■ EXERCISE PROMPT: Drop the images; return everything else in the listing below exactly.
* Start EXERCISE INPUT *
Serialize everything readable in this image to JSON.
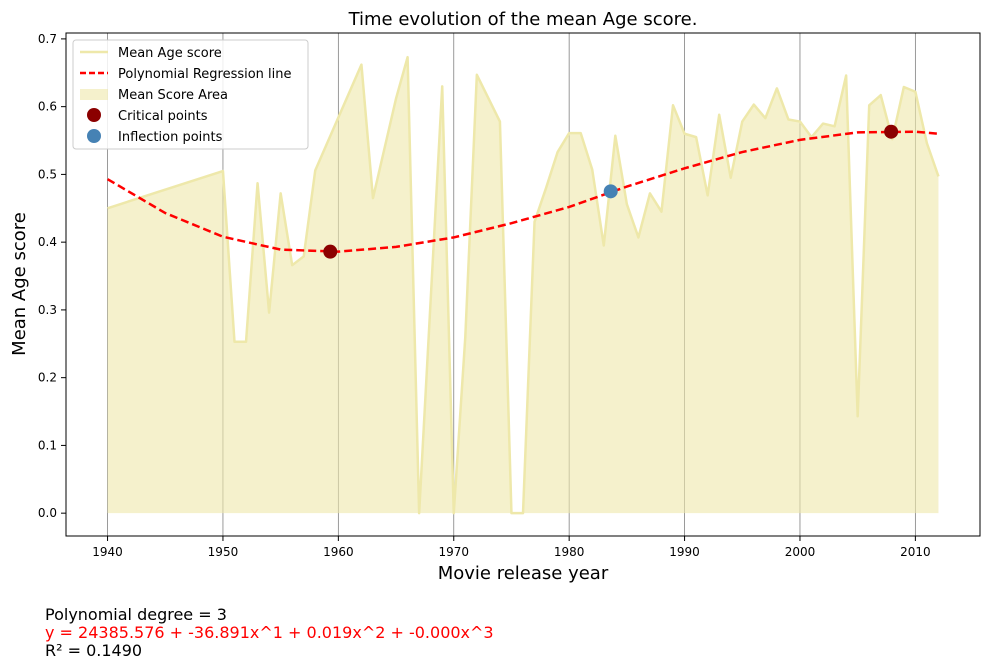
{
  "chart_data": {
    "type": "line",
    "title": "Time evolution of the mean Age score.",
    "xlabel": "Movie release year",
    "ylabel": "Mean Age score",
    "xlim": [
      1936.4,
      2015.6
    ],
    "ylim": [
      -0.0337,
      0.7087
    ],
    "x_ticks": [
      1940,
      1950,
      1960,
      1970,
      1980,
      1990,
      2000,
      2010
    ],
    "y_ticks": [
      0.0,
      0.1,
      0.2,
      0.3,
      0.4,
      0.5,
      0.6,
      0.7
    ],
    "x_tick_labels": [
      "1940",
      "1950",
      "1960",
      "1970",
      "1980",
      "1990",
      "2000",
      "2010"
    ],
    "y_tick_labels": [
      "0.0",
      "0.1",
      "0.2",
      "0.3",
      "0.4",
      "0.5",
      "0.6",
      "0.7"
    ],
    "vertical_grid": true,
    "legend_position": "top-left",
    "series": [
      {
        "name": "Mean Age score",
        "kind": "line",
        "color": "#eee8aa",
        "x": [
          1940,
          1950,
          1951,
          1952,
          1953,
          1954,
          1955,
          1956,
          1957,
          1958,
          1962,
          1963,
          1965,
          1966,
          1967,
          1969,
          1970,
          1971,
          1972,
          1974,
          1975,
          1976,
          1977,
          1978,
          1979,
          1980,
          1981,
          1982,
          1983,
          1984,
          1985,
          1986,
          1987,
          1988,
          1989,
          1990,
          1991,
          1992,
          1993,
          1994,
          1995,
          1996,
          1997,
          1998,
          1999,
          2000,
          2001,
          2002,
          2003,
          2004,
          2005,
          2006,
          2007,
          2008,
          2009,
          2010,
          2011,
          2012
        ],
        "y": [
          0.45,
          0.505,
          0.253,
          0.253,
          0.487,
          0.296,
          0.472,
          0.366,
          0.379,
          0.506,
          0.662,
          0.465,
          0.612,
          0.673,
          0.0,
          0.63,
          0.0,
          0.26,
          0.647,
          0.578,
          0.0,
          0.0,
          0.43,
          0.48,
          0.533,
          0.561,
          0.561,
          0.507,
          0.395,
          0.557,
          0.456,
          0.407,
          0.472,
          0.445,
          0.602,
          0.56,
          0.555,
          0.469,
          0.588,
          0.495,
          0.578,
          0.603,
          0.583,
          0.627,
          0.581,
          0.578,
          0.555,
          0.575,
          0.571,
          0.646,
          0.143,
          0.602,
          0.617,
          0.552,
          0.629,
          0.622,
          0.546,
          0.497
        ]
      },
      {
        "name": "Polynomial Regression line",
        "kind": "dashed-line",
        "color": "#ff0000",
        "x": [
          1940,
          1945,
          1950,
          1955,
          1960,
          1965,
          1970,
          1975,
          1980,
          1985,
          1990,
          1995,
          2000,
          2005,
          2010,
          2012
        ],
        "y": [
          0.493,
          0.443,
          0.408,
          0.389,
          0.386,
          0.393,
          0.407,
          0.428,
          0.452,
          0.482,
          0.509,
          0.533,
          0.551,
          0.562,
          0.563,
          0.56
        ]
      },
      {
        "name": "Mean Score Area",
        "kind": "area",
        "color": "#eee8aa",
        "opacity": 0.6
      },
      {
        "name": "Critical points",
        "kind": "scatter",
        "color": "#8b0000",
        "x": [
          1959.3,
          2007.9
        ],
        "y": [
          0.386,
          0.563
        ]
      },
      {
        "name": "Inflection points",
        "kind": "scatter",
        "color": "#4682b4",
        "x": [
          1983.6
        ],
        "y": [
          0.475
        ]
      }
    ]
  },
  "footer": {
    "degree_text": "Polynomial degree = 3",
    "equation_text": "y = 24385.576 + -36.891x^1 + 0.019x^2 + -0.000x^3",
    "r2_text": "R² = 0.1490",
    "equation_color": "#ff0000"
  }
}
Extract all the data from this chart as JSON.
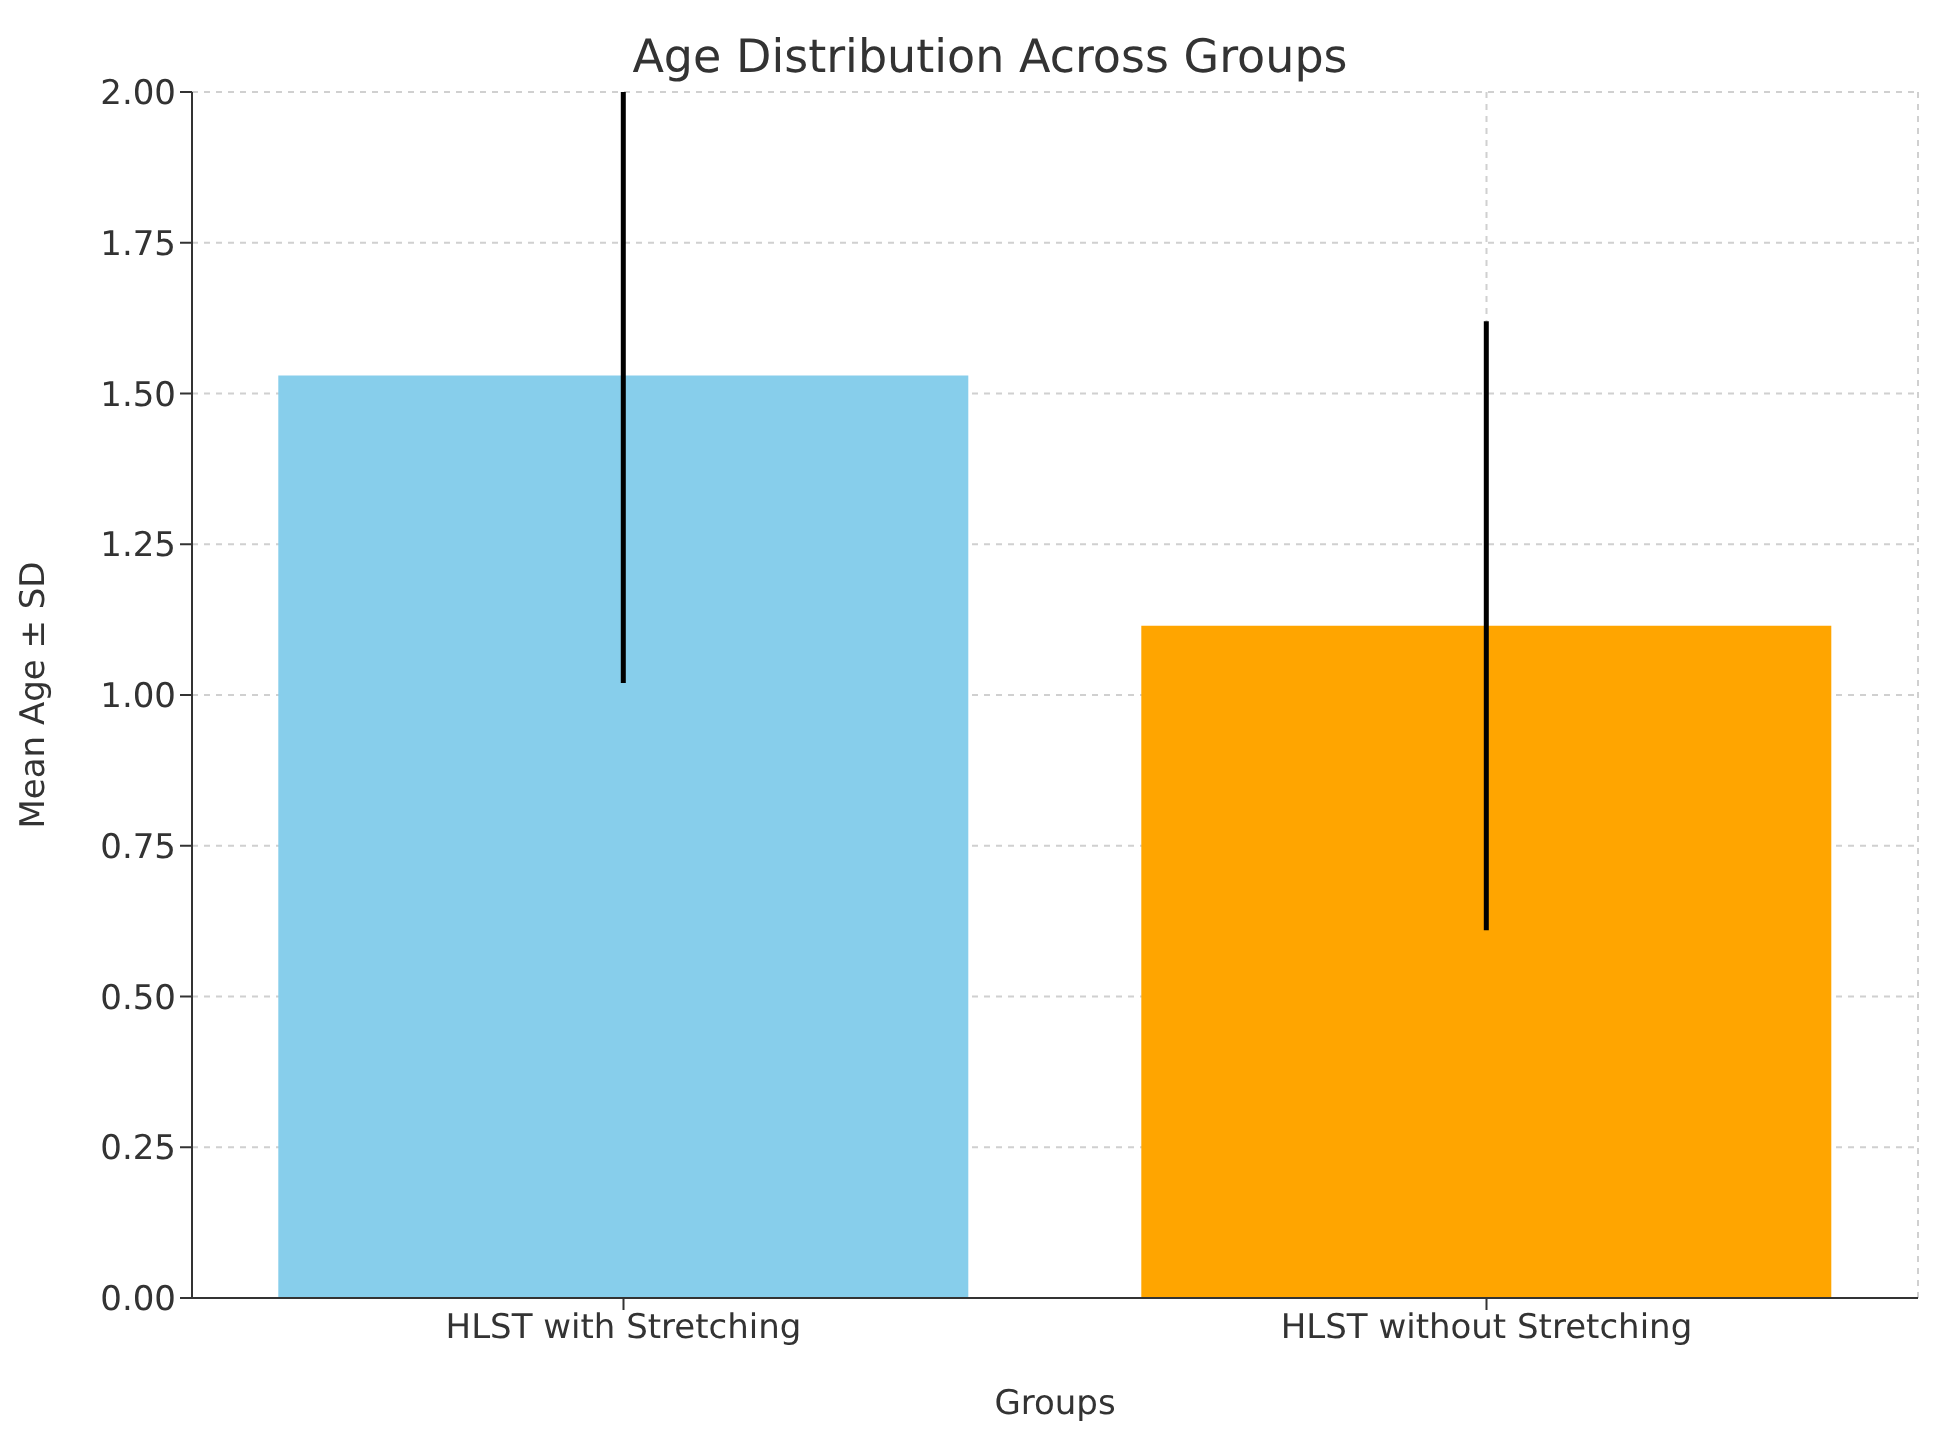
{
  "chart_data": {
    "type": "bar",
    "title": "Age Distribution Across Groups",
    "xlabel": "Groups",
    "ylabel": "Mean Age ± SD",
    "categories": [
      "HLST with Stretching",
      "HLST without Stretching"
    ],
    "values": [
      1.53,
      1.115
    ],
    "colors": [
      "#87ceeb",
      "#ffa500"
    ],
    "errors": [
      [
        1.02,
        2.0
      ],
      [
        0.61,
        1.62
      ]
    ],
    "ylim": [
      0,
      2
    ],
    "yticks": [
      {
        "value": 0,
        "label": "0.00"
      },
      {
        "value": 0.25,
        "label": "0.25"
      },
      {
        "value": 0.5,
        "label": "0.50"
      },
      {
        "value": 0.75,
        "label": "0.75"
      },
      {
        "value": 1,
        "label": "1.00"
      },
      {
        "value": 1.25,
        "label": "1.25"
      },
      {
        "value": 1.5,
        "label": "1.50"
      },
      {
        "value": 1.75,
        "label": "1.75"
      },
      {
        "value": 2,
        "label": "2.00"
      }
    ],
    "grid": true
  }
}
* End EXERCISE INPUT *
■ WRITTEN SOLUTION:
Serialize everything readable in this image to JSON.
{
  "chart_data": {
    "type": "line",
    "title": "Time evolution of the mean Age score.",
    "xlabel": "Movie release year",
    "ylabel": "Mean Age score",
    "xlim": [
      1936.4,
      2015.6
    ],
    "ylim": [
      -0.0337,
      0.7087
    ],
    "x_ticks": [
      1940,
      1950,
      1960,
      1970,
      1980,
      1990,
      2000,
      2010
    ],
    "y_ticks": [
      0.0,
      0.1,
      0.2,
      0.3,
      0.4,
      0.5,
      0.6,
      0.7
    ],
    "x_tick_labels": [
      "1940",
      "1950",
      "1960",
      "1970",
      "1980",
      "1990",
      "2000",
      "2010"
    ],
    "y_tick_labels": [
      "0.0",
      "0.1",
      "0.2",
      "0.3",
      "0.4",
      "0.5",
      "0.6",
      "0.7"
    ],
    "vertical_grid": true,
    "legend_position": "top-left",
    "series": [
      {
        "name": "Mean Age score",
        "kind": "line",
        "color": "#eee8aa",
        "x": [
          1940,
          1950,
          1951,
          1952,
          1953,
          1954,
          1955,
          1956,
          1957,
          1958,
          1962,
          1963,
          1965,
          1966,
          1967,
          1969,
          1970,
          1971,
          1972,
          1974,
          1975,
          1976,
          1977,
          1978,
          1979,
          1980,
          1981,
          1982,
          1983,
          1984,
          1985,
          1986,
          1987,
          1988,
          1989,
          1990,
          1991,
          1992,
          1993,
          1994,
          1995,
          1996,
          1997,
          1998,
          1999,
          2000,
          2001,
          2002,
          2003,
          2004,
          2005,
          2006,
          2007,
          2008,
          2009,
          2010,
          2011,
          2012
        ],
        "y": [
          0.45,
          0.505,
          0.253,
          0.253,
          0.487,
          0.296,
          0.472,
          0.366,
          0.379,
          0.506,
          0.662,
          0.465,
          0.612,
          0.673,
          0.0,
          0.63,
          0.0,
          0.26,
          0.647,
          0.578,
          0.0,
          0.0,
          0.43,
          0.48,
          0.533,
          0.561,
          0.561,
          0.507,
          0.395,
          0.557,
          0.456,
          0.407,
          0.472,
          0.445,
          0.602,
          0.56,
          0.555,
          0.469,
          0.588,
          0.495,
          0.578,
          0.603,
          0.583,
          0.627,
          0.581,
          0.578,
          0.555,
          0.575,
          0.571,
          0.646,
          0.143,
          0.602,
          0.617,
          0.552,
          0.629,
          0.622,
          0.546,
          0.497
        ]
      },
      {
        "name": "Polynomial Regression line",
        "kind": "dashed-line",
        "color": "#ff0000",
        "x": [
          1940,
          1945,
          1950,
          1955,
          1960,
          1965,
          1970,
          1975,
          1980,
          1985,
          1990,
          1995,
          2000,
          2005,
          2010,
          2012
        ],
        "y": [
          0.493,
          0.443,
          0.408,
          0.389,
          0.386,
          0.393,
          0.407,
          0.428,
          0.452,
          0.482,
          0.509,
          0.533,
          0.551,
          0.562,
          0.563,
          0.56
        ]
      },
      {
        "name": "Mean Score Area",
        "kind": "area",
        "color": "#eee8aa",
        "opacity": 0.6
      },
      {
        "name": "Critical points",
        "kind": "scatter",
        "color": "#8b0000",
        "x": [
          1959.3,
          2007.9
        ],
        "y": [
          0.386,
          0.563
        ]
      },
      {
        "name": "Inflection points",
        "kind": "scatter",
        "color": "#4682b4",
        "x": [
          1983.6
        ],
        "y": [
          0.475
        ]
      }
    ]
  },
  "footer": {
    "degree_text": "Polynomial degree = 3",
    "equation_text": "y = 24385.576 + -36.891x^1 + 0.019x^2 + -0.000x^3",
    "r2_text": "R² = 0.1490",
    "equation_color": "#ff0000"
  }
}
Extract all the data from this chart as JSON.
{
  "chart_data": {
    "type": "bar",
    "title": "Age Distribution Across Groups",
    "xlabel": "Groups",
    "ylabel": "Mean Age ± SD",
    "categories": [
      "HLST with Stretching",
      "HLST without Stretching"
    ],
    "values": [
      1.53,
      1.115
    ],
    "colors": [
      "#87ceeb",
      "#ffa500"
    ],
    "errors": [
      [
        1.02,
        2.0
      ],
      [
        0.61,
        1.62
      ]
    ],
    "ylim": [
      0,
      2
    ],
    "yticks": [
      {
        "value": 0,
        "label": "0.00"
      },
      {
        "value": 0.25,
        "label": "0.25"
      },
      {
        "value": 0.5,
        "label": "0.50"
      },
      {
        "value": 0.75,
        "label": "0.75"
      },
      {
        "value": 1,
        "label": "1.00"
      },
      {
        "value": 1.25,
        "label": "1.25"
      },
      {
        "value": 1.5,
        "label": "1.50"
      },
      {
        "value": 1.75,
        "label": "1.75"
      },
      {
        "value": 2,
        "label": "2.00"
      }
    ],
    "grid": true
  }
}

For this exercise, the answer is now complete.